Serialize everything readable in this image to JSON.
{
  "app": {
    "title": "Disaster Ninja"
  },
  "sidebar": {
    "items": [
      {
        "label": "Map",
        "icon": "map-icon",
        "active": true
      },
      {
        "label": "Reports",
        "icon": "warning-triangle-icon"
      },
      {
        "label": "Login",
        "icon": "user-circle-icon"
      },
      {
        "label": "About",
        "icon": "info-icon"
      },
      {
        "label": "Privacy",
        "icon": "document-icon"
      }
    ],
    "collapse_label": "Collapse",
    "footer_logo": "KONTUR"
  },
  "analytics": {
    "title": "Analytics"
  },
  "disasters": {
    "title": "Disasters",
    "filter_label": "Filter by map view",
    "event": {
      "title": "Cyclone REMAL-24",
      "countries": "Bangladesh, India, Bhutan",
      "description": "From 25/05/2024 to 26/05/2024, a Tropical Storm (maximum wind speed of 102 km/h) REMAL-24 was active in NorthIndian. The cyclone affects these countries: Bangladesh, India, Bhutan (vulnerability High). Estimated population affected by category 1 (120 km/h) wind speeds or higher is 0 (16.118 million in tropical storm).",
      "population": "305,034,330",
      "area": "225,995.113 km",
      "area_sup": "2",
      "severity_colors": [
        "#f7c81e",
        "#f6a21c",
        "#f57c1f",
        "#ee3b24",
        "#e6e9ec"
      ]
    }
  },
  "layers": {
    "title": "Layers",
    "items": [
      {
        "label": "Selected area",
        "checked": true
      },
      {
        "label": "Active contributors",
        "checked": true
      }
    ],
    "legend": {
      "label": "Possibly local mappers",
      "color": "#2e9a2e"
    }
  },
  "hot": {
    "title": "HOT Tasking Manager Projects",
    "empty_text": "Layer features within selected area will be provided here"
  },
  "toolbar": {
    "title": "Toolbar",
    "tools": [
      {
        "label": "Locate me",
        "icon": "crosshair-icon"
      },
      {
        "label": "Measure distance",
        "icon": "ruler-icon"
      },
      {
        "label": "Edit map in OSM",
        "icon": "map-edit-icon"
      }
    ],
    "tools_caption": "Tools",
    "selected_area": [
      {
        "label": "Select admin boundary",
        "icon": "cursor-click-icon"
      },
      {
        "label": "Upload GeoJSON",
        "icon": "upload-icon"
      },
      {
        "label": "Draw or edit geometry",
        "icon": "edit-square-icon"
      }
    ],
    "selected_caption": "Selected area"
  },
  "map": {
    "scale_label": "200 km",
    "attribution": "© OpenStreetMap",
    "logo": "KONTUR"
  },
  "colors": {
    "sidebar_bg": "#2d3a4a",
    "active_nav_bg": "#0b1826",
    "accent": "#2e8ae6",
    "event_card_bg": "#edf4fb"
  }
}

++++

▸ DIRECTIONS
Your task is to reproduce all of the records exactly.

▸ REPLY TO THE EXERCISE
Serialize everything readable in this image to JSON.
{
  "app": {
    "title": "Disaster Ninja"
  },
  "sidebar": {
    "items": [
      {
        "label": "Map",
        "icon": "map-icon",
        "active": true
      },
      {
        "label": "Reports",
        "icon": "warning-triangle-icon"
      },
      {
        "label": "Login",
        "icon": "user-circle-icon"
      },
      {
        "label": "About",
        "icon": "info-icon"
      },
      {
        "label": "Privacy",
        "icon": "document-icon"
      }
    ],
    "collapse_label": "Collapse",
    "footer_logo": "KONTUR"
  },
  "analytics": {
    "title": "Analytics"
  },
  "disasters": {
    "title": "Disasters",
    "filter_label": "Filter by map view",
    "event": {
      "title": "Cyclone REMAL-24",
      "countries": "Bangladesh, India, Bhutan",
      "description": "From 25/05/2024 to 26/05/2024, a Tropical Storm (maximum wind speed of 102 km/h) REMAL-24 was active in NorthIndian. The cyclone affects these countries: Bangladesh, India, Bhutan (vulnerability High). Estimated population affected by category 1 (120 km/h) wind speeds or higher is 0 (16.118 million in tropical storm).",
      "population": "305,034,330",
      "area": "225,995.113 km",
      "area_sup": "2",
      "severity_colors": [
        "#f7c81e",
        "#f6a21c",
        "#f57c1f",
        "#ee3b24",
        "#e6e9ec"
      ]
    }
  },
  "layers": {
    "title": "Layers",
    "items": [
      {
        "label": "Selected area",
        "checked": true
      },
      {
        "label": "Active contributors",
        "checked": true
      }
    ],
    "legend": {
      "label": "Possibly local mappers",
      "color": "#2e9a2e"
    }
  },
  "hot": {
    "title": "HOT Tasking Manager Projects",
    "empty_text": "Layer features within selected area will be provided here"
  },
  "toolbar": {
    "title": "Toolbar",
    "tools": [
      {
        "label": "Locate me",
        "icon": "crosshair-icon"
      },
      {
        "label": "Measure distance",
        "icon": "ruler-icon"
      },
      {
        "label": "Edit map in OSM",
        "icon": "map-edit-icon"
      }
    ],
    "tools_caption": "Tools",
    "selected_area": [
      {
        "label": "Select admin boundary",
        "icon": "cursor-click-icon"
      },
      {
        "label": "Upload GeoJSON",
        "icon": "upload-icon"
      },
      {
        "label": "Draw or edit geometry",
        "icon": "edit-square-icon"
      }
    ],
    "selected_caption": "Selected area"
  },
  "map": {
    "scale_label": "200 km",
    "attribution": "© OpenStreetMap",
    "logo": "KONTUR"
  },
  "colors": {
    "sidebar_bg": "#2d3a4a",
    "active_nav_bg": "#0b1826",
    "accent": "#2e8ae6",
    "event_card_bg": "#edf4fb"
  }
}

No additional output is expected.